EJERCICIOS:
a - Enumera todas las figuras que, según el artículo sobre tatuajes, alguien lleva tatuadas o se hace tatuar en la piel.
b - Indica si cada afirmación coincide con el artículo sobre tatuajes y responde sí o no, citando las palabras del artículo que lo deciden.
(i) Los tatuajes llegaron a Cuba principalmente desde Asia.
(ii) Una galería independiente inauguró una exposición de tatuajes cubanos.
(iii) En las calles habaneras solo los adultos exhiben tatuajes.
c - Responde estas preguntas con datos del artículo sobre tatuajes.
(i) ¿Desde qué ciudad está fechado el artículo?
(ii) ¿Cómo llegaron a verse en tiempos anteriores modas como los tatuajes?
(iii) ¿De qué manera se dejaba tatuar la joven la imagen de la mariposa?

A paso de
bastón: algo sobre tatuajes
Manuel David Orrio, CPI
LA HABANA, julio - Una de las manifestaciones marginales de la globalización
en una Cuba ya no tanto del picadillo de soya, es el transplante a las usanzas
isleñas de modas que en tiempos anteriores fueron vistas hasta como signo
de mala vida. Tal es el caso de los tatuajes.
Importados por miles de turistas, transplantados a los hombros y tobillos de
jineteras más o menos pudientes, los tatuajes parece que han llegado a
Cuba para quedarse. Venidos de Europa, principalmente, donde hubo hasta reyes de
sangre azulísima muy aficionados a decorarse la piel, la cultura, o la
contracultura del tatuaje, campea por sus respetos en las calles habaneras.
Hombres, mujeres, niños incluso, exhiben en sus pieles las marcas de un
arte que no ha dejado de ser polémico. Unos se caracterizan por la
discreción y el buen gusto, como el de mi amiga que lleva un pequeño
unicornio a la altura del tobillo. Otros, exhiben hasta el águila de las
barras y las estrellas en sitios bien visibles del cuerpo.
Lo nuevo de los tatuajes, en Cuba, es una evidente intención de
reflejar formas bellas. Aquellas viejas artesanías presidiarias que
caracterizaron a los anteriores a los 90, hoy se ven como reminiscencias, como
algo parecido a la prehistoria. Por lo menos una galería independiente
-Aglutinador- inauguró en su día una exposición de tatuajes
ciento por ciento cubanos. Bellos, multicolores, sensuales, un poco haciendo
coro al espectáculo mayor de aquella jornada: sobre uno de sus senos, una
joven se dejaba tatuar a máquina la imagen de una mariposa.

DATOS REGISTRADOS:
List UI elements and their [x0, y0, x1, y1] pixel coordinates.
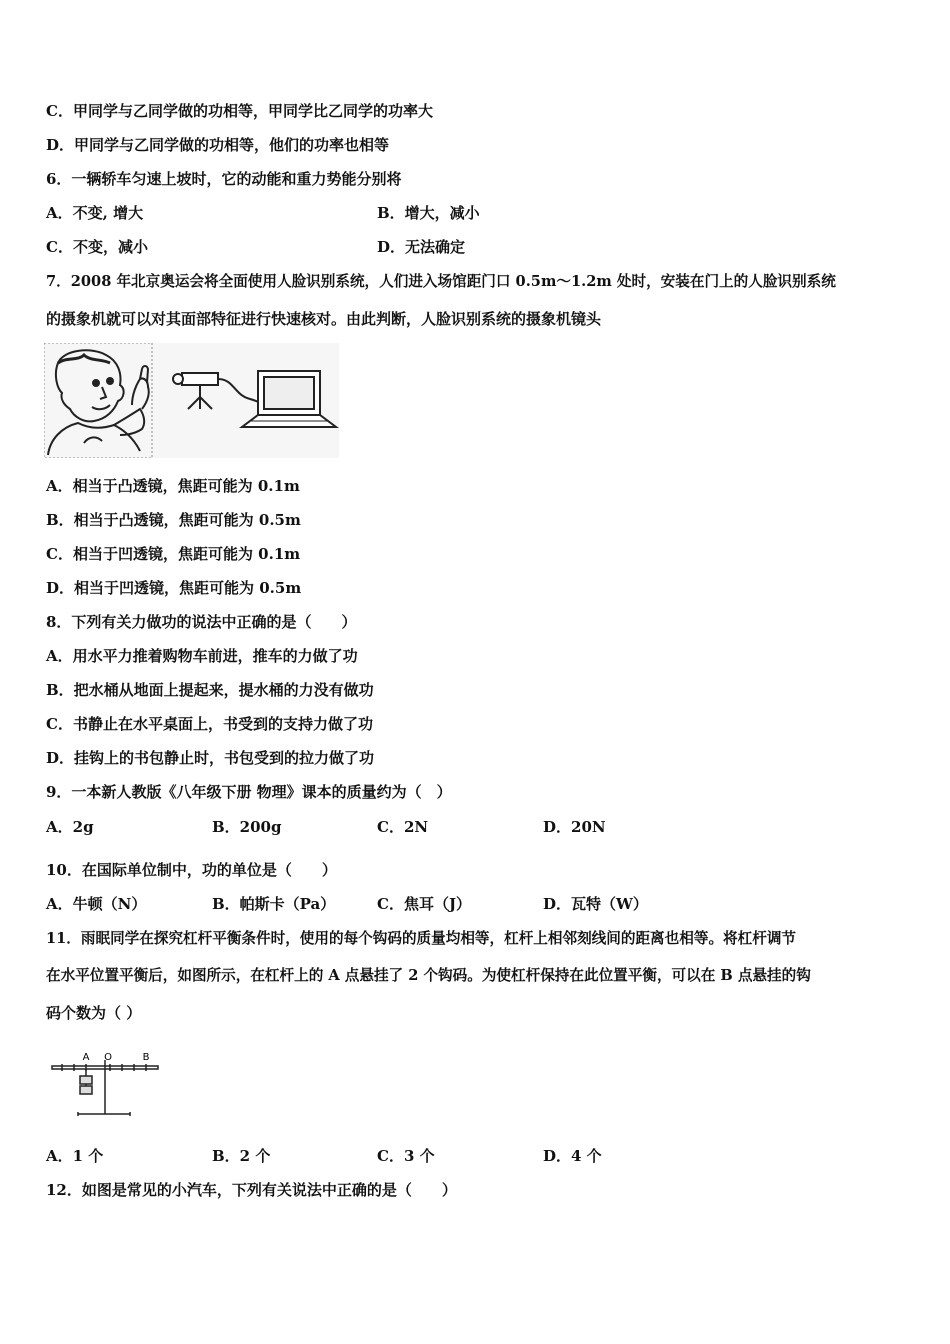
q5-option-d: D．甲同学与乙同学做的功相等，他们的功率也相等 — [46, 136, 390, 154]
q6-option-b: B．增大，减小 — [377, 204, 480, 222]
lever-label-b: B — [142, 1052, 150, 1063]
q8-option-b: B．把水桶从地面上提起来，提水桶的力没有做功 — [46, 681, 374, 699]
q8-option-c: C．书静止在水平桌面上，书受到的支持力做了功 — [46, 715, 373, 733]
q5-option-c: C．甲同学与乙同学做的功相等，甲同学比乙同学的功率大 — [46, 102, 433, 120]
q12-stem: 12．如图是常见的小汽车，下列有关说法中正确的是（ ） — [46, 1181, 457, 1199]
q9-option-b: B．200g — [212, 818, 282, 836]
q11-option-b: B．2 个 — [212, 1147, 271, 1165]
q7-option-d: D．相当于凹透镜，焦距可能为 0.5m — [46, 579, 302, 597]
q11-stem-line-2: 在水平位置平衡后，如图所示，在杠杆上的 A 点悬挂了 2 个钩码。为使杠杆保持在此位置平衡，可以在 B 点悬挂的钩 — [46, 967, 811, 984]
q9-option-d: D．20N — [543, 818, 606, 836]
q6-stem: 6．一辆轿车匀速上坡时，它的动能和重力势能分别将 — [46, 170, 402, 188]
q10-stem: 10．在国际单位制中，功的单位是（ ） — [46, 861, 337, 879]
q9-option-a: A．2g — [46, 818, 94, 836]
q11-option-a: A．1 个 — [46, 1147, 104, 1165]
q7-option-b: B．相当于凸透镜，焦距可能为 0.5m — [46, 511, 301, 529]
q8-stem: 8．下列有关力做功的说法中正确的是（ ） — [46, 613, 357, 631]
q10-option-c: C．焦耳（J） — [377, 895, 472, 913]
lever-figure — [48, 1048, 164, 1120]
q11-option-d: D．4 个 — [543, 1147, 602, 1165]
q11-stem-line-1: 11．雨眠同学在探究杠杆平衡条件时，使用的每个钩码的质量均相等，杠杆上相邻刻线间的距离也相等。将杠杆调节 — [46, 930, 797, 947]
lever-label-a: A — [82, 1052, 90, 1063]
q10-option-b: B．帕斯卡（Pa） — [212, 895, 336, 913]
q7-option-c: C．相当于凹透镜，焦距可能为 0.1m — [46, 545, 301, 563]
q9-option-c: C．2N — [377, 818, 429, 836]
q10-option-d: D．瓦特（W） — [543, 895, 648, 913]
q6-option-a: A．不变, 增大 — [46, 204, 144, 222]
lever-label-o: O — [104, 1052, 112, 1063]
q8-option-a: A．用水平力推着购物车前进，推车的力做了功 — [46, 647, 358, 665]
q11-stem-line-3: 码个数为（ ） — [46, 1004, 142, 1022]
q6-option-c: C．不变，减小 — [46, 238, 148, 256]
q7-stem-line-1: 7．2008 年北京奥运会将全面使用人脸识别系统，人们进入场馆距门口 0.5m～1.2m 处时，安装在门上的人脸识别系统 — [46, 273, 836, 290]
q7-option-a: A．相当于凸透镜，焦距可能为 0.1m — [46, 477, 300, 495]
q9-stem: 9．一本新人教版《八年级下册 物理》课本的质量约为（ ） — [46, 783, 452, 801]
q11-option-c: C．3 个 — [377, 1147, 435, 1165]
q7-stem-line-2: 的摄象机就可以对其面部特征进行快速核对。由此判断，人脸识别系统的摄象机镜头 — [46, 310, 602, 328]
face-recognition-figure — [44, 343, 339, 458]
q10-option-a: A．牛顿（N） — [46, 895, 147, 913]
q6-option-d: D．无法确定 — [377, 238, 466, 256]
q8-option-d: D．挂钩上的书包静止时，书包受到的拉力做了功 — [46, 749, 375, 767]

SOLUCIONES:
a - Un pequeño unicornio, el águila de las barras y las estrellas y una mariposa.

b -
(i) No: "Venidos de Europa, principalmente".
(ii) Sí: "Por lo menos una galería independiente -Aglutinador- inauguró en su día una exposición de tatuajes ciento por ciento cubanos".
(iii) No: "Hombres, mujeres, niños incluso, exhiben en sus pieles las marcas de un arte que no ha dejado de ser polémico".

c -
(i) Desde La Habana.
(ii) Hasta como signo de mala vida.
(iii) A máquina.